■ RAW DATA ■
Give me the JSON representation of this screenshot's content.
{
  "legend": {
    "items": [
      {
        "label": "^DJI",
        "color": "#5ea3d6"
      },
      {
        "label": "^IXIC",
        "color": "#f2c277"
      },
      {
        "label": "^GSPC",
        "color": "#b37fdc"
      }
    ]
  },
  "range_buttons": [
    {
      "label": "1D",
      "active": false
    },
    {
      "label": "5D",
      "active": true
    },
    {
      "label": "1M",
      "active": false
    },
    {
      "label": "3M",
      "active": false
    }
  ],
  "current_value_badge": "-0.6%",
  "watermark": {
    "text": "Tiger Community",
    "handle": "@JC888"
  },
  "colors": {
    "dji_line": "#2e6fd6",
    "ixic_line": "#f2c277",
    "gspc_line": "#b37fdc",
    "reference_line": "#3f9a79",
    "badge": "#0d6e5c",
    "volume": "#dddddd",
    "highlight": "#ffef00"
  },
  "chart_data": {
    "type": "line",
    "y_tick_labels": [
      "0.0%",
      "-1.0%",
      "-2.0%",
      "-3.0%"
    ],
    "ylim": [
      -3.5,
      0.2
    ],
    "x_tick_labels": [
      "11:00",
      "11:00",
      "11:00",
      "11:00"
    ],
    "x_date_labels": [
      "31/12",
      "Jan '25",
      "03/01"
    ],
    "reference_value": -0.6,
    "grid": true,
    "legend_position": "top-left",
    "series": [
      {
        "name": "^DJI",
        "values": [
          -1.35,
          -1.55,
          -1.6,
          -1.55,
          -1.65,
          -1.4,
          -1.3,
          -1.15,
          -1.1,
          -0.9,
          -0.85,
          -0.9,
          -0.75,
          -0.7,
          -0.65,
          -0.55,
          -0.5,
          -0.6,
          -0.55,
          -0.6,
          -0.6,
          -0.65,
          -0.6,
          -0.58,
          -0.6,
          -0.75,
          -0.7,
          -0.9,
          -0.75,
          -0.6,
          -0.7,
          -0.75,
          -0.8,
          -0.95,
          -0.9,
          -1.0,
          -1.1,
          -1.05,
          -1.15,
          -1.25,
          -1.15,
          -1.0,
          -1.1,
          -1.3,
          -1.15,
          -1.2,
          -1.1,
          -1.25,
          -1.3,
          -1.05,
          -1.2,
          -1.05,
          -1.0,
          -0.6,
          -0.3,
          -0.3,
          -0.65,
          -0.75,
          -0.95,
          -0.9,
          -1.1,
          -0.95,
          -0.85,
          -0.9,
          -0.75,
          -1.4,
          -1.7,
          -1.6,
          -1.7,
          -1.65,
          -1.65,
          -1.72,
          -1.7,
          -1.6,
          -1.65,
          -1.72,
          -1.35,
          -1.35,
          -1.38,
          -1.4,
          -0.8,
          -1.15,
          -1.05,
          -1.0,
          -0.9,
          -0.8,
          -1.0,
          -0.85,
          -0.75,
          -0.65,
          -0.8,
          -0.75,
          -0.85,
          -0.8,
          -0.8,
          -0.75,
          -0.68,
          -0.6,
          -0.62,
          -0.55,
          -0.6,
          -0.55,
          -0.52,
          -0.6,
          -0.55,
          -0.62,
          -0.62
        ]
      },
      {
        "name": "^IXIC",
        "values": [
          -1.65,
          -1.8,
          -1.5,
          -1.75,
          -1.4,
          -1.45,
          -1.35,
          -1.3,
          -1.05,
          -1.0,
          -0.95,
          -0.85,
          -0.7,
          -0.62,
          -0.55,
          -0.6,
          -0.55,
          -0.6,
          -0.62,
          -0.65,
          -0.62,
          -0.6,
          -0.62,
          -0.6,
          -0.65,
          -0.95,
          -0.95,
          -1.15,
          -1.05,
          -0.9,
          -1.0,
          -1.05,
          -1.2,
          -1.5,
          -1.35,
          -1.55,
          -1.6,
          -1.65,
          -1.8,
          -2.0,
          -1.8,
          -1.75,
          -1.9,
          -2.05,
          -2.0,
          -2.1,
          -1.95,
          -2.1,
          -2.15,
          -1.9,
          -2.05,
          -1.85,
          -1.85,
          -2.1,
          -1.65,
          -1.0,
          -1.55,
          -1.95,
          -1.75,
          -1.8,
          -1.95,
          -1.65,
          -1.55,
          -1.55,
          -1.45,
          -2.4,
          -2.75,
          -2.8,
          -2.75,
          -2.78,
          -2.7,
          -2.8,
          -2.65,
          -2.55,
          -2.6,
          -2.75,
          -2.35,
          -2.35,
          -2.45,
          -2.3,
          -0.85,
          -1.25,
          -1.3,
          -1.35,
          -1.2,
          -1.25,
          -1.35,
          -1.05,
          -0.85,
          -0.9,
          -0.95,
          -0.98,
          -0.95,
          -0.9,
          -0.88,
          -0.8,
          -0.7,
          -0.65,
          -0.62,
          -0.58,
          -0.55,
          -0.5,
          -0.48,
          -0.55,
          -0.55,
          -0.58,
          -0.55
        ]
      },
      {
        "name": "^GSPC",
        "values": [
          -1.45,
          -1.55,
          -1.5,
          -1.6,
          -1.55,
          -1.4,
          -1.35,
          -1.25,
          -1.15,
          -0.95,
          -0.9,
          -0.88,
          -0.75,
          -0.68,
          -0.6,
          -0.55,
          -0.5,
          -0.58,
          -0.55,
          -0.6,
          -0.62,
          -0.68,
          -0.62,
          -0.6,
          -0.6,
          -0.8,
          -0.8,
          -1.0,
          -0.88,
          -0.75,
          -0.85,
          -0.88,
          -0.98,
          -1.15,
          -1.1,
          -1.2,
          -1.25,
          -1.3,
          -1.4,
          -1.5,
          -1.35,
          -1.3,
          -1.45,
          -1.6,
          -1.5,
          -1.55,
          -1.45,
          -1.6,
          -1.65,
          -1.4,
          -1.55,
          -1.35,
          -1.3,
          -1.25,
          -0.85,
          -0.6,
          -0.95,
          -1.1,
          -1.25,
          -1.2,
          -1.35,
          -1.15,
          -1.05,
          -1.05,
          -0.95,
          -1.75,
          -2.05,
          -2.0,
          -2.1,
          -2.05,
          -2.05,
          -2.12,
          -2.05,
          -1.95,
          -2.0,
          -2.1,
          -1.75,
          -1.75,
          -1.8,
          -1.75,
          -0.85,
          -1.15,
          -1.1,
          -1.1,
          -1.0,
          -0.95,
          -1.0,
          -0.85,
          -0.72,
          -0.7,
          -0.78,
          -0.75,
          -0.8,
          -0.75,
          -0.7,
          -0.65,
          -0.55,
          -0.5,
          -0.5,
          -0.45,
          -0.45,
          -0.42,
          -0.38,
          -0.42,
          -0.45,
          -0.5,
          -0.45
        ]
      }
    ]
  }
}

■ EXERCISE DIRECTIONS ■
From the records above, please extract every line and repeat it exactly.

■ ANSWER FOR THE TASK ■
Give me the JSON representation of this screenshot's content.
{
  "legend": {
    "items": [
      {
        "label": "^DJI",
        "color": "#5ea3d6"
      },
      {
        "label": "^IXIC",
        "color": "#f2c277"
      },
      {
        "label": "^GSPC",
        "color": "#b37fdc"
      }
    ]
  },
  "range_buttons": [
    {
      "label": "1D",
      "active": false
    },
    {
      "label": "5D",
      "active": true
    },
    {
      "label": "1M",
      "active": false
    },
    {
      "label": "3M",
      "active": false
    }
  ],
  "current_value_badge": "-0.6%",
  "watermark": {
    "text": "Tiger Community",
    "handle": "@JC888"
  },
  "colors": {
    "dji_line": "#2e6fd6",
    "ixic_line": "#f2c277",
    "gspc_line": "#b37fdc",
    "reference_line": "#3f9a79",
    "badge": "#0d6e5c",
    "volume": "#dddddd",
    "highlight": "#ffef00"
  },
  "chart_data": {
    "type": "line",
    "y_tick_labels": [
      "0.0%",
      "-1.0%",
      "-2.0%",
      "-3.0%"
    ],
    "ylim": [
      -3.5,
      0.2
    ],
    "x_tick_labels": [
      "11:00",
      "11:00",
      "11:00",
      "11:00"
    ],
    "x_date_labels": [
      "31/12",
      "Jan '25",
      "03/01"
    ],
    "reference_value": -0.6,
    "grid": true,
    "legend_position": "top-left",
    "series": [
      {
        "name": "^DJI",
        "values": [
          -1.35,
          -1.55,
          -1.6,
          -1.55,
          -1.65,
          -1.4,
          -1.3,
          -1.15,
          -1.1,
          -0.9,
          -0.85,
          -0.9,
          -0.75,
          -0.7,
          -0.65,
          -0.55,
          -0.5,
          -0.6,
          -0.55,
          -0.6,
          -0.6,
          -0.65,
          -0.6,
          -0.58,
          -0.6,
          -0.75,
          -0.7,
          -0.9,
          -0.75,
          -0.6,
          -0.7,
          -0.75,
          -0.8,
          -0.95,
          -0.9,
          -1.0,
          -1.1,
          -1.05,
          -1.15,
          -1.25,
          -1.15,
          -1.0,
          -1.1,
          -1.3,
          -1.15,
          -1.2,
          -1.1,
          -1.25,
          -1.3,
          -1.05,
          -1.2,
          -1.05,
          -1.0,
          -0.6,
          -0.3,
          -0.3,
          -0.65,
          -0.75,
          -0.95,
          -0.9,
          -1.1,
          -0.95,
          -0.85,
          -0.9,
          -0.75,
          -1.4,
          -1.7,
          -1.6,
          -1.7,
          -1.65,
          -1.65,
          -1.72,
          -1.7,
          -1.6,
          -1.65,
          -1.72,
          -1.35,
          -1.35,
          -1.38,
          -1.4,
          -0.8,
          -1.15,
          -1.05,
          -1.0,
          -0.9,
          -0.8,
          -1.0,
          -0.85,
          -0.75,
          -0.65,
          -0.8,
          -0.75,
          -0.85,
          -0.8,
          -0.8,
          -0.75,
          -0.68,
          -0.6,
          -0.62,
          -0.55,
          -0.6,
          -0.55,
          -0.52,
          -0.6,
          -0.55,
          -0.62,
          -0.62
        ]
      },
      {
        "name": "^IXIC",
        "values": [
          -1.65,
          -1.8,
          -1.5,
          -1.75,
          -1.4,
          -1.45,
          -1.35,
          -1.3,
          -1.05,
          -1.0,
          -0.95,
          -0.85,
          -0.7,
          -0.62,
          -0.55,
          -0.6,
          -0.55,
          -0.6,
          -0.62,
          -0.65,
          -0.62,
          -0.6,
          -0.62,
          -0.6,
          -0.65,
          -0.95,
          -0.95,
          -1.15,
          -1.05,
          -0.9,
          -1.0,
          -1.05,
          -1.2,
          -1.5,
          -1.35,
          -1.55,
          -1.6,
          -1.65,
          -1.8,
          -2.0,
          -1.8,
          -1.75,
          -1.9,
          -2.05,
          -2.0,
          -2.1,
          -1.95,
          -2.1,
          -2.15,
          -1.9,
          -2.05,
          -1.85,
          -1.85,
          -2.1,
          -1.65,
          -1.0,
          -1.55,
          -1.95,
          -1.75,
          -1.8,
          -1.95,
          -1.65,
          -1.55,
          -1.55,
          -1.45,
          -2.4,
          -2.75,
          -2.8,
          -2.75,
          -2.78,
          -2.7,
          -2.8,
          -2.65,
          -2.55,
          -2.6,
          -2.75,
          -2.35,
          -2.35,
          -2.45,
          -2.3,
          -0.85,
          -1.25,
          -1.3,
          -1.35,
          -1.2,
          -1.25,
          -1.35,
          -1.05,
          -0.85,
          -0.9,
          -0.95,
          -0.98,
          -0.95,
          -0.9,
          -0.88,
          -0.8,
          -0.7,
          -0.65,
          -0.62,
          -0.58,
          -0.55,
          -0.5,
          -0.48,
          -0.55,
          -0.55,
          -0.58,
          -0.55
        ]
      },
      {
        "name": "^GSPC",
        "values": [
          -1.45,
          -1.55,
          -1.5,
          -1.6,
          -1.55,
          -1.4,
          -1.35,
          -1.25,
          -1.15,
          -0.95,
          -0.9,
          -0.88,
          -0.75,
          -0.68,
          -0.6,
          -0.55,
          -0.5,
          -0.58,
          -0.55,
          -0.6,
          -0.62,
          -0.68,
          -0.62,
          -0.6,
          -0.6,
          -0.8,
          -0.8,
          -1.0,
          -0.88,
          -0.75,
          -0.85,
          -0.88,
          -0.98,
          -1.15,
          -1.1,
          -1.2,
          -1.25,
          -1.3,
          -1.4,
          -1.5,
          -1.35,
          -1.3,
          -1.45,
          -1.6,
          -1.5,
          -1.55,
          -1.45,
          -1.6,
          -1.65,
          -1.4,
          -1.55,
          -1.35,
          -1.3,
          -1.25,
          -0.85,
          -0.6,
          -0.95,
          -1.1,
          -1.25,
          -1.2,
          -1.35,
          -1.15,
          -1.05,
          -1.05,
          -0.95,
          -1.75,
          -2.05,
          -2.0,
          -2.1,
          -2.05,
          -2.05,
          -2.12,
          -2.05,
          -1.95,
          -2.0,
          -2.1,
          -1.75,
          -1.75,
          -1.8,
          -1.75,
          -0.85,
          -1.15,
          -1.1,
          -1.1,
          -1.0,
          -0.95,
          -1.0,
          -0.85,
          -0.72,
          -0.7,
          -0.78,
          -0.75,
          -0.8,
          -0.75,
          -0.7,
          -0.65,
          -0.55,
          -0.5,
          -0.5,
          -0.45,
          -0.45,
          -0.42,
          -0.38,
          -0.42,
          -0.45,
          -0.5,
          -0.45
        ]
      }
    ]
  }
}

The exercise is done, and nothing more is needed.